### Exercise directions
Within the material below, find each line bearing the word "data" and present it.
►
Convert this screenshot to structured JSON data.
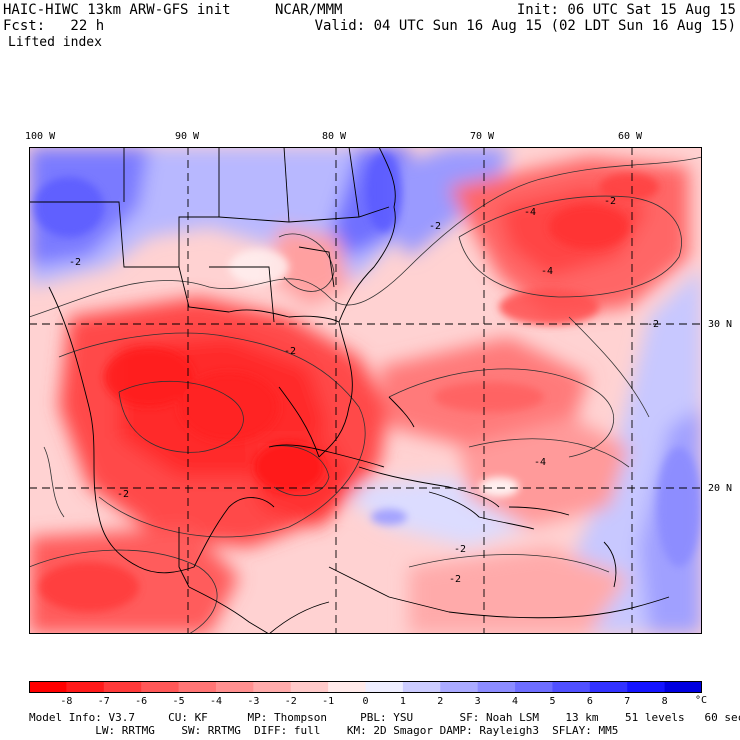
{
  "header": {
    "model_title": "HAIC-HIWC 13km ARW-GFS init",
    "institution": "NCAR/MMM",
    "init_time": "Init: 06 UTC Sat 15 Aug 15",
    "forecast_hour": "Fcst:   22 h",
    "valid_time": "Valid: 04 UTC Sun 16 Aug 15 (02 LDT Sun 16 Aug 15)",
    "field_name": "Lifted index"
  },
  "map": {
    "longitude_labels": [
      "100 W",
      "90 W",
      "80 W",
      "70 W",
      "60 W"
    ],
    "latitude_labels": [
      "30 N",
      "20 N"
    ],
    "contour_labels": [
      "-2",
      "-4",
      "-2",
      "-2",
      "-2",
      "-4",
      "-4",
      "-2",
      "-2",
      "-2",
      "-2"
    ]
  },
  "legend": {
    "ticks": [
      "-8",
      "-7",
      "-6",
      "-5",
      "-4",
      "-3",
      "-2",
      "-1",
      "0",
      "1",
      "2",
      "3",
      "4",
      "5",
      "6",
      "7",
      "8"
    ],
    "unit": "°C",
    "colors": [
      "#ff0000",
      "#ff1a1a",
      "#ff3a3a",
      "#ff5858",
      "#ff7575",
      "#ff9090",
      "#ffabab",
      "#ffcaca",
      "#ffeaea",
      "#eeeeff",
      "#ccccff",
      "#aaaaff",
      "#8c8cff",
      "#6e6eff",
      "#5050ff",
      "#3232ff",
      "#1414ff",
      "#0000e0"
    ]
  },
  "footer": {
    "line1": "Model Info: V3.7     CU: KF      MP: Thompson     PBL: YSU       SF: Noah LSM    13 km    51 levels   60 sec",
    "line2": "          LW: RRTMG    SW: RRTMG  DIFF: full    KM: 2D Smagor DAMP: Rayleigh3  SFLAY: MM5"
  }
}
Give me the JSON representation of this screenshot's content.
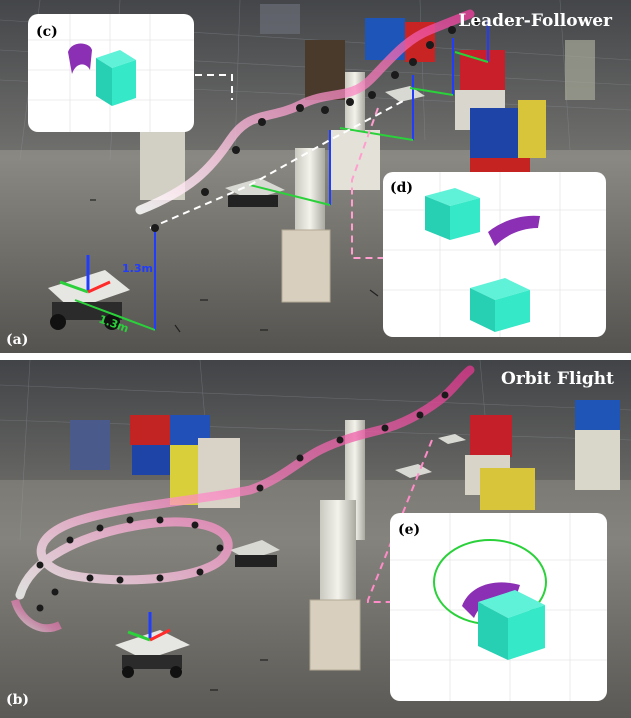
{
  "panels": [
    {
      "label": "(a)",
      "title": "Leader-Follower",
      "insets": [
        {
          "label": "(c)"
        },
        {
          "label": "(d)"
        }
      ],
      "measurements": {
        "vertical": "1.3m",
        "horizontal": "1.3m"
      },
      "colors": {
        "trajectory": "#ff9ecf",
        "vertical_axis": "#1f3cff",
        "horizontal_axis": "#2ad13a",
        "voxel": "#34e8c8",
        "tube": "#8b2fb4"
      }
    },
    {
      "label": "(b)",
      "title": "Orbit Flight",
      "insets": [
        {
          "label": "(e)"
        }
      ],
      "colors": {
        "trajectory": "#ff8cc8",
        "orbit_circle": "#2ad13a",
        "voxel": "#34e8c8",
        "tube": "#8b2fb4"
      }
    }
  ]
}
◄
►
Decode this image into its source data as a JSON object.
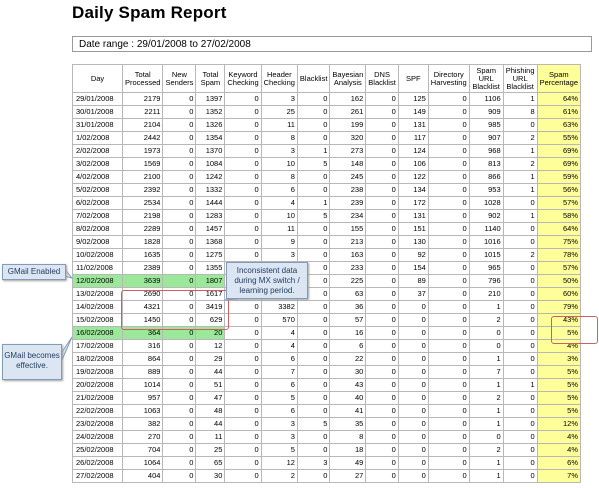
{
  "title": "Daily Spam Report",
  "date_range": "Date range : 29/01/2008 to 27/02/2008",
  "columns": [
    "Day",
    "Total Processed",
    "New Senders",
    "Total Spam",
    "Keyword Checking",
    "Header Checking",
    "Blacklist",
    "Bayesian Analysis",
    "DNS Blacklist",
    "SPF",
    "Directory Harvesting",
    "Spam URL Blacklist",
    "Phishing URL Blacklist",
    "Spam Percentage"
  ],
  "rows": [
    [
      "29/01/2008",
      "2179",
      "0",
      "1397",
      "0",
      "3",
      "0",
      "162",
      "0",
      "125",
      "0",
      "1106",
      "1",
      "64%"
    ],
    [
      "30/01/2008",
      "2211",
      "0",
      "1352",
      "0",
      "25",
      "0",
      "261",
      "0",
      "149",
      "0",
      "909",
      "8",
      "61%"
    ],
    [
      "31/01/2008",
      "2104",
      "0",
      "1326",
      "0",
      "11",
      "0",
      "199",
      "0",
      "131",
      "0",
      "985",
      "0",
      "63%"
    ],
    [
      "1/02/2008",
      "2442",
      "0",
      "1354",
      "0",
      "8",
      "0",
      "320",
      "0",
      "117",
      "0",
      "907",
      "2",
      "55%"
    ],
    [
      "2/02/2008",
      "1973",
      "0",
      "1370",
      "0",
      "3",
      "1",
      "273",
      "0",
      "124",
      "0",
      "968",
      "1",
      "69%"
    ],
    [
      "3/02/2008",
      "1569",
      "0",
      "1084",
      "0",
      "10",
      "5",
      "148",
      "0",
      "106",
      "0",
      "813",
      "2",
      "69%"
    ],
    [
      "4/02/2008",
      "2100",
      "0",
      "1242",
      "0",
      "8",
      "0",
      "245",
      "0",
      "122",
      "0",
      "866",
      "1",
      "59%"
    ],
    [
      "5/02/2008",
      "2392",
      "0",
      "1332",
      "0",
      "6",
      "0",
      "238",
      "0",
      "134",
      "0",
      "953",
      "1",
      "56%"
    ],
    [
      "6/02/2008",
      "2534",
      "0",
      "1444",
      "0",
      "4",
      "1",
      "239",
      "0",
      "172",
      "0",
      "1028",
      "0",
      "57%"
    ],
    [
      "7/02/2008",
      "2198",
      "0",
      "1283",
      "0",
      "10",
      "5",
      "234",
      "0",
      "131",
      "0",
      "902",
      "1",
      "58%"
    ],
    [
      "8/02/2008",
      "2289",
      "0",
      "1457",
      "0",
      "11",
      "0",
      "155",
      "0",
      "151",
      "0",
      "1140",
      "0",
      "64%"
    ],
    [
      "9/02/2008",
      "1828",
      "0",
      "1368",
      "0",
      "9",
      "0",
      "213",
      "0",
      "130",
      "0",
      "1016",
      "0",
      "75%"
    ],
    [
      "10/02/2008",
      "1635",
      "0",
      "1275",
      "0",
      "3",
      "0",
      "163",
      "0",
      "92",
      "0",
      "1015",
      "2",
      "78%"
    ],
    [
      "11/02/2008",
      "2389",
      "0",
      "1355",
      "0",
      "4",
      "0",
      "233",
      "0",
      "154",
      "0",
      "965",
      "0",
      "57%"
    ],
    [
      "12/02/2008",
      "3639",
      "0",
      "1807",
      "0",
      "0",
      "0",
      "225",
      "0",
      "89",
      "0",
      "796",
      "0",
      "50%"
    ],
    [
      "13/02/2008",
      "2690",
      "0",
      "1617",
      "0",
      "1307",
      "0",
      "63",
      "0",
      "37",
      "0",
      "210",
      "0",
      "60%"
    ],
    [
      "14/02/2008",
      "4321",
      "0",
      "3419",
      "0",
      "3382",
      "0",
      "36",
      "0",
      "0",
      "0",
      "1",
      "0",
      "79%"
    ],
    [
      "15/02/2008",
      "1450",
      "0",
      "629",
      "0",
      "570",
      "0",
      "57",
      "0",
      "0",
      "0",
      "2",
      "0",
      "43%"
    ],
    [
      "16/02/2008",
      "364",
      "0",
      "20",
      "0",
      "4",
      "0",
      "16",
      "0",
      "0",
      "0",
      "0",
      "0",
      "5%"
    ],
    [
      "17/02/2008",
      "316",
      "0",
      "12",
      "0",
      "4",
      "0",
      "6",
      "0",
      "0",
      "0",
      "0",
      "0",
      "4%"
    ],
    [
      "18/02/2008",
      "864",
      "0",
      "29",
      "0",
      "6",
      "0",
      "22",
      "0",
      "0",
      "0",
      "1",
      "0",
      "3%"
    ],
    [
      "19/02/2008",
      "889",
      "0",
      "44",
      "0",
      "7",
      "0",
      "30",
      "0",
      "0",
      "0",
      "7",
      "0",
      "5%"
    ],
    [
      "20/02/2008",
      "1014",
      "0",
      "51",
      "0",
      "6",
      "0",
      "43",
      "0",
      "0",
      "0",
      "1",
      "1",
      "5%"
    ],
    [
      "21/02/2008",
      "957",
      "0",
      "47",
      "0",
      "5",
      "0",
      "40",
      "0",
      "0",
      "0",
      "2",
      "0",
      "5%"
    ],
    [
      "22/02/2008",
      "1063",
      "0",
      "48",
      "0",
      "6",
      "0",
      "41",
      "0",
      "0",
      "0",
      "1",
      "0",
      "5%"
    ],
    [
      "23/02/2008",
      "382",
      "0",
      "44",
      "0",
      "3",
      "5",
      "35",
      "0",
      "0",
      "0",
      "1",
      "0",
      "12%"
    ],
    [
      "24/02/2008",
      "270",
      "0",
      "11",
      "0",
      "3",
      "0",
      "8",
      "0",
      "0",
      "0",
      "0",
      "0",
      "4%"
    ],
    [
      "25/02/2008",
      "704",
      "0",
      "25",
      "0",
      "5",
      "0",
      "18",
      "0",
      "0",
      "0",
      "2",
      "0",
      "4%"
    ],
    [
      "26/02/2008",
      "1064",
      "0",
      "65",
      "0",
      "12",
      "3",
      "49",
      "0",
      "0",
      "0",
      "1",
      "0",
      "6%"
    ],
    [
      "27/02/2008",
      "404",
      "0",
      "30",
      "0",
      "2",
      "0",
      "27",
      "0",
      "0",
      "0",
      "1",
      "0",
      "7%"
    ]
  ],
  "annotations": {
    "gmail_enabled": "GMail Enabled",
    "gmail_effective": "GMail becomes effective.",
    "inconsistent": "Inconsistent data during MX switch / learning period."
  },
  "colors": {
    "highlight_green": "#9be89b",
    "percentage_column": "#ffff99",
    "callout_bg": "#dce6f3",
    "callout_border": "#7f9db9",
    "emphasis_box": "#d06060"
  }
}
◄
### Response
Convert this screenshot to structured JSON data.
Decode this image into its source data as a JSON object.
    "inconsistent": "Inconsistent data during MX switch / learning period."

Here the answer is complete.